_Records to process:_

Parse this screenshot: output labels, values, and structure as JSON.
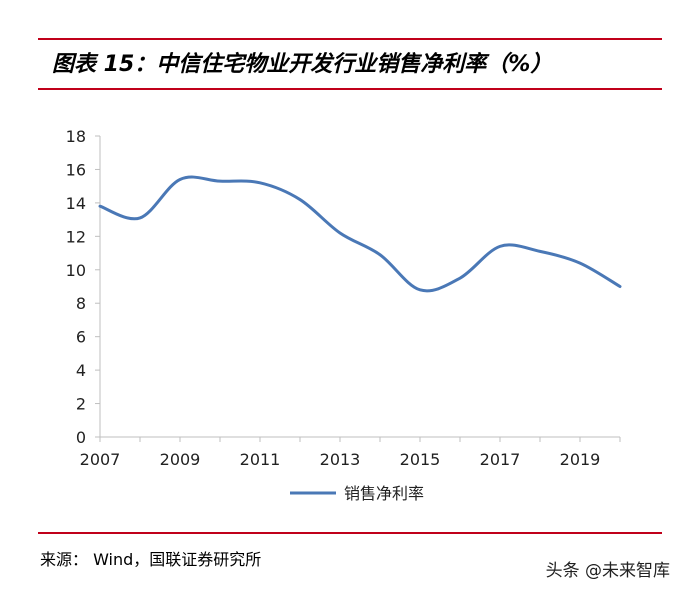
{
  "header": {
    "title": "图表 15：中信住宅物业开发行业销售净利率（%）"
  },
  "footer": {
    "source": "来源：  Wind，国联证券研究所",
    "watermark": "头条 @未来智库"
  },
  "colors": {
    "accent_rule": "#c0001a",
    "series_line": "#4a78b6",
    "axis": "#bfbfbf"
  },
  "chart_data": {
    "type": "line",
    "x": [
      2007,
      2008,
      2009,
      2010,
      2011,
      2012,
      2013,
      2014,
      2015,
      2016,
      2017,
      2018,
      2019,
      2020
    ],
    "x_tick_labels": [
      "2007",
      "2009",
      "2011",
      "2013",
      "2015",
      "2017",
      "2019"
    ],
    "y_tick_labels": [
      "0",
      "2",
      "4",
      "6",
      "8",
      "10",
      "12",
      "14",
      "16",
      "18"
    ],
    "xlim": [
      2007,
      2020
    ],
    "ylim": [
      0,
      18
    ],
    "grid": false,
    "legend_position": "bottom",
    "series": [
      {
        "name": "销售净利率",
        "values": [
          13.8,
          13.1,
          15.4,
          15.3,
          15.2,
          14.2,
          12.2,
          10.9,
          8.8,
          9.5,
          11.4,
          11.1,
          10.4,
          9.0
        ]
      }
    ]
  }
}
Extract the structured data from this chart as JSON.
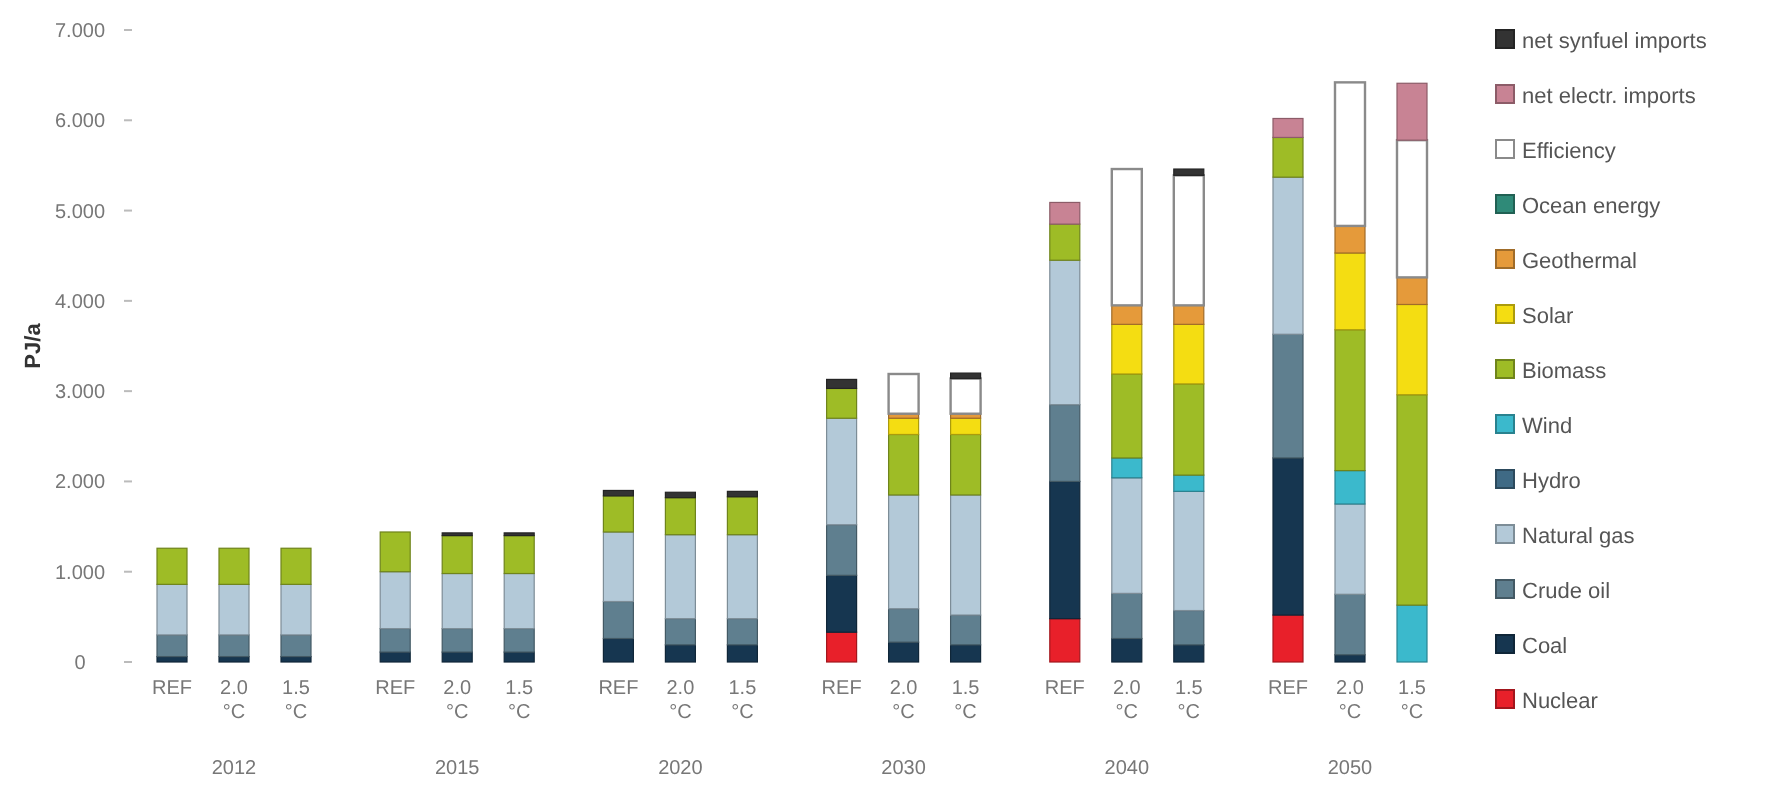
{
  "chart_data": {
    "type": "bar",
    "stacked": true,
    "ylabel": "PJ/a",
    "categories": [
      "REF",
      "2.0 °C",
      "1.5 °C",
      "REF",
      "2.0 °C",
      "1.5 °C",
      "REF",
      "2.0 °C",
      "1.5 °C",
      "REF",
      "2.0 °C",
      "1.5 °C",
      "REF",
      "2.0 °C",
      "1.5 °C",
      "REF",
      "2.0 °C",
      "1.5 °C"
    ],
    "annotations": [
      "2012",
      "2015",
      "2020",
      "2030",
      "2040",
      "2050"
    ],
    "ylim": [
      0,
      7
    ],
    "yticks": [
      0,
      {
        "value": 1,
        "label": "1.000"
      },
      {
        "value": 2,
        "label": "2.000"
      },
      {
        "value": 3,
        "label": "3.000"
      },
      {
        "value": 4,
        "label": "4.000"
      },
      {
        "value": 5,
        "label": "5.000"
      },
      {
        "value": 6,
        "label": "6.000"
      },
      {
        "value": 7,
        "label": "7.000"
      }
    ],
    "legend": "right",
    "series": [
      {
        "name": "Nuclear",
        "color": "#e8202a",
        "values": [
          null,
          null,
          null,
          null,
          null,
          null,
          null,
          null,
          null,
          0.33,
          null,
          null,
          0.48,
          null,
          null,
          0.52,
          null,
          null
        ]
      },
      {
        "name": "Coal",
        "color": "#163650",
        "values": [
          0.06,
          0.06,
          0.06,
          0.11,
          0.11,
          0.11,
          0.26,
          0.19,
          0.19,
          0.63,
          0.22,
          0.19,
          1.52,
          0.26,
          0.19,
          1.74,
          0.08,
          null
        ]
      },
      {
        "name": "Crude oil",
        "color": "#5f7f8f",
        "values": [
          0.24,
          0.24,
          0.24,
          0.26,
          0.26,
          0.26,
          0.41,
          0.29,
          0.29,
          0.56,
          0.37,
          0.33,
          0.85,
          0.5,
          0.38,
          1.37,
          0.67,
          null
        ]
      },
      {
        "name": "Natural gas",
        "color": "#b3c9d8",
        "values": [
          0.56,
          0.56,
          0.56,
          0.63,
          0.61,
          0.61,
          0.77,
          0.93,
          0.93,
          1.18,
          1.26,
          1.33,
          1.6,
          1.28,
          1.32,
          1.74,
          1.0,
          null
        ]
      },
      {
        "name": "Hydro",
        "color": "#3f6a85",
        "values": [
          null,
          null,
          null,
          null,
          null,
          null,
          null,
          null,
          null,
          null,
          null,
          null,
          null,
          null,
          null,
          null,
          null,
          null
        ]
      },
      {
        "name": "Wind",
        "color": "#3bb9cc",
        "values": [
          null,
          null,
          null,
          null,
          null,
          null,
          null,
          null,
          null,
          null,
          null,
          null,
          null,
          0.22,
          0.18,
          null,
          0.37,
          0.63
        ]
      },
      {
        "name": "Biomass",
        "color": "#9ebc26",
        "values": [
          0.4,
          0.4,
          0.4,
          0.44,
          0.42,
          0.42,
          0.4,
          0.41,
          0.42,
          0.33,
          0.67,
          0.67,
          0.4,
          0.93,
          1.01,
          0.44,
          1.56,
          2.33
        ]
      },
      {
        "name": "Solar",
        "color": "#f4dd12",
        "values": [
          null,
          null,
          null,
          null,
          null,
          null,
          null,
          null,
          null,
          null,
          0.18,
          0.18,
          null,
          0.55,
          0.66,
          null,
          0.85,
          1.0
        ]
      },
      {
        "name": "Geothermal",
        "color": "#e59a3a",
        "values": [
          null,
          null,
          null,
          null,
          null,
          null,
          null,
          null,
          null,
          null,
          0.05,
          0.05,
          null,
          0.21,
          0.21,
          null,
          0.3,
          0.3
        ]
      },
      {
        "name": "Ocean energy",
        "color": "#2f8a78",
        "values": [
          null,
          null,
          null,
          null,
          null,
          null,
          null,
          null,
          null,
          null,
          null,
          null,
          null,
          null,
          null,
          null,
          null,
          null
        ]
      },
      {
        "name": "Efficiency",
        "color": "#ffffff",
        "values": [
          null,
          null,
          null,
          null,
          null,
          null,
          null,
          null,
          null,
          null,
          0.44,
          0.39,
          null,
          1.51,
          1.44,
          null,
          1.59,
          1.52
        ]
      },
      {
        "name": "net electr. imports",
        "color": "#c88394",
        "values": [
          null,
          null,
          null,
          null,
          null,
          null,
          null,
          null,
          null,
          null,
          null,
          null,
          0.24,
          null,
          null,
          0.21,
          null,
          0.63
        ]
      },
      {
        "name": "net synfuel imports",
        "color": "#333333",
        "values": [
          null,
          null,
          null,
          null,
          0.03,
          0.03,
          0.06,
          0.06,
          0.06,
          0.1,
          null,
          0.06,
          null,
          null,
          0.07,
          null,
          null,
          null
        ]
      }
    ]
  }
}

_Job:_ Every entry above is to be set down exactly; the pictures are to be left out.

_Response to the task:_
Parse this screenshot: output labels, values, and structure as JSON.
{
  "header": {
    "title": "图表 15：中信住宅物业开发行业销售净利率（%）"
  },
  "footer": {
    "source": "来源：  Wind，国联证券研究所",
    "watermark": "头条 @未来智库"
  },
  "colors": {
    "accent_rule": "#c0001a",
    "series_line": "#4a78b6",
    "axis": "#bfbfbf"
  },
  "chart_data": {
    "type": "line",
    "x": [
      2007,
      2008,
      2009,
      2010,
      2011,
      2012,
      2013,
      2014,
      2015,
      2016,
      2017,
      2018,
      2019,
      2020
    ],
    "x_tick_labels": [
      "2007",
      "2009",
      "2011",
      "2013",
      "2015",
      "2017",
      "2019"
    ],
    "y_tick_labels": [
      "0",
      "2",
      "4",
      "6",
      "8",
      "10",
      "12",
      "14",
      "16",
      "18"
    ],
    "xlim": [
      2007,
      2020
    ],
    "ylim": [
      0,
      18
    ],
    "grid": false,
    "legend_position": "bottom",
    "series": [
      {
        "name": "销售净利率",
        "values": [
          13.8,
          13.1,
          15.4,
          15.3,
          15.2,
          14.2,
          12.2,
          10.9,
          8.8,
          9.5,
          11.4,
          11.1,
          10.4,
          9.0
        ]
      }
    ]
  }
}
Extract the structured data from this chart as JSON.
{
  "chart_data": {
    "type": "bar",
    "stacked": true,
    "ylabel": "PJ/a",
    "categories": [
      "REF",
      "2.0 °C",
      "1.5 °C",
      "REF",
      "2.0 °C",
      "1.5 °C",
      "REF",
      "2.0 °C",
      "1.5 °C",
      "REF",
      "2.0 °C",
      "1.5 °C",
      "REF",
      "2.0 °C",
      "1.5 °C",
      "REF",
      "2.0 °C",
      "1.5 °C"
    ],
    "annotations": [
      "2012",
      "2015",
      "2020",
      "2030",
      "2040",
      "2050"
    ],
    "ylim": [
      0,
      7
    ],
    "yticks": [
      0,
      {
        "value": 1,
        "label": "1.000"
      },
      {
        "value": 2,
        "label": "2.000"
      },
      {
        "value": 3,
        "label": "3.000"
      },
      {
        "value": 4,
        "label": "4.000"
      },
      {
        "value": 5,
        "label": "5.000"
      },
      {
        "value": 6,
        "label": "6.000"
      },
      {
        "value": 7,
        "label": "7.000"
      }
    ],
    "legend": "right",
    "series": [
      {
        "name": "Nuclear",
        "color": "#e8202a",
        "values": [
          null,
          null,
          null,
          null,
          null,
          null,
          null,
          null,
          null,
          0.33,
          null,
          null,
          0.48,
          null,
          null,
          0.52,
          null,
          null
        ]
      },
      {
        "name": "Coal",
        "color": "#163650",
        "values": [
          0.06,
          0.06,
          0.06,
          0.11,
          0.11,
          0.11,
          0.26,
          0.19,
          0.19,
          0.63,
          0.22,
          0.19,
          1.52,
          0.26,
          0.19,
          1.74,
          0.08,
          null
        ]
      },
      {
        "name": "Crude oil",
        "color": "#5f7f8f",
        "values": [
          0.24,
          0.24,
          0.24,
          0.26,
          0.26,
          0.26,
          0.41,
          0.29,
          0.29,
          0.56,
          0.37,
          0.33,
          0.85,
          0.5,
          0.38,
          1.37,
          0.67,
          null
        ]
      },
      {
        "name": "Natural gas",
        "color": "#b3c9d8",
        "values": [
          0.56,
          0.56,
          0.56,
          0.63,
          0.61,
          0.61,
          0.77,
          0.93,
          0.93,
          1.18,
          1.26,
          1.33,
          1.6,
          1.28,
          1.32,
          1.74,
          1.0,
          null
        ]
      },
      {
        "name": "Hydro",
        "color": "#3f6a85",
        "values": [
          null,
          null,
          null,
          null,
          null,
          null,
          null,
          null,
          null,
          null,
          null,
          null,
          null,
          null,
          null,
          null,
          null,
          null
        ]
      },
      {
        "name": "Wind",
        "color": "#3bb9cc",
        "values": [
          null,
          null,
          null,
          null,
          null,
          null,
          null,
          null,
          null,
          null,
          null,
          null,
          null,
          0.22,
          0.18,
          null,
          0.37,
          0.63
        ]
      },
      {
        "name": "Biomass",
        "color": "#9ebc26",
        "values": [
          0.4,
          0.4,
          0.4,
          0.44,
          0.42,
          0.42,
          0.4,
          0.41,
          0.42,
          0.33,
          0.67,
          0.67,
          0.4,
          0.93,
          1.01,
          0.44,
          1.56,
          2.33
        ]
      },
      {
        "name": "Solar",
        "color": "#f4dd12",
        "values": [
          null,
          null,
          null,
          null,
          null,
          null,
          null,
          null,
          null,
          null,
          0.18,
          0.18,
          null,
          0.55,
          0.66,
          null,
          0.85,
          1.0
        ]
      },
      {
        "name": "Geothermal",
        "color": "#e59a3a",
        "values": [
          null,
          null,
          null,
          null,
          null,
          null,
          null,
          null,
          null,
          null,
          0.05,
          0.05,
          null,
          0.21,
          0.21,
          null,
          0.3,
          0.3
        ]
      },
      {
        "name": "Ocean energy",
        "color": "#2f8a78",
        "values": [
          null,
          null,
          null,
          null,
          null,
          null,
          null,
          null,
          null,
          null,
          null,
          null,
          null,
          null,
          null,
          null,
          null,
          null
        ]
      },
      {
        "name": "Efficiency",
        "color": "#ffffff",
        "values": [
          null,
          null,
          null,
          null,
          null,
          null,
          null,
          null,
          null,
          null,
          0.44,
          0.39,
          null,
          1.51,
          1.44,
          null,
          1.59,
          1.52
        ]
      },
      {
        "name": "net electr. imports",
        "color": "#c88394",
        "values": [
          null,
          null,
          null,
          null,
          null,
          null,
          null,
          null,
          null,
          null,
          null,
          null,
          0.24,
          null,
          null,
          0.21,
          null,
          0.63
        ]
      },
      {
        "name": "net synfuel imports",
        "color": "#333333",
        "values": [
          null,
          null,
          null,
          null,
          0.03,
          0.03,
          0.06,
          0.06,
          0.06,
          0.1,
          null,
          0.06,
          null,
          null,
          0.07,
          null,
          null,
          null
        ]
      }
    ]
  }
}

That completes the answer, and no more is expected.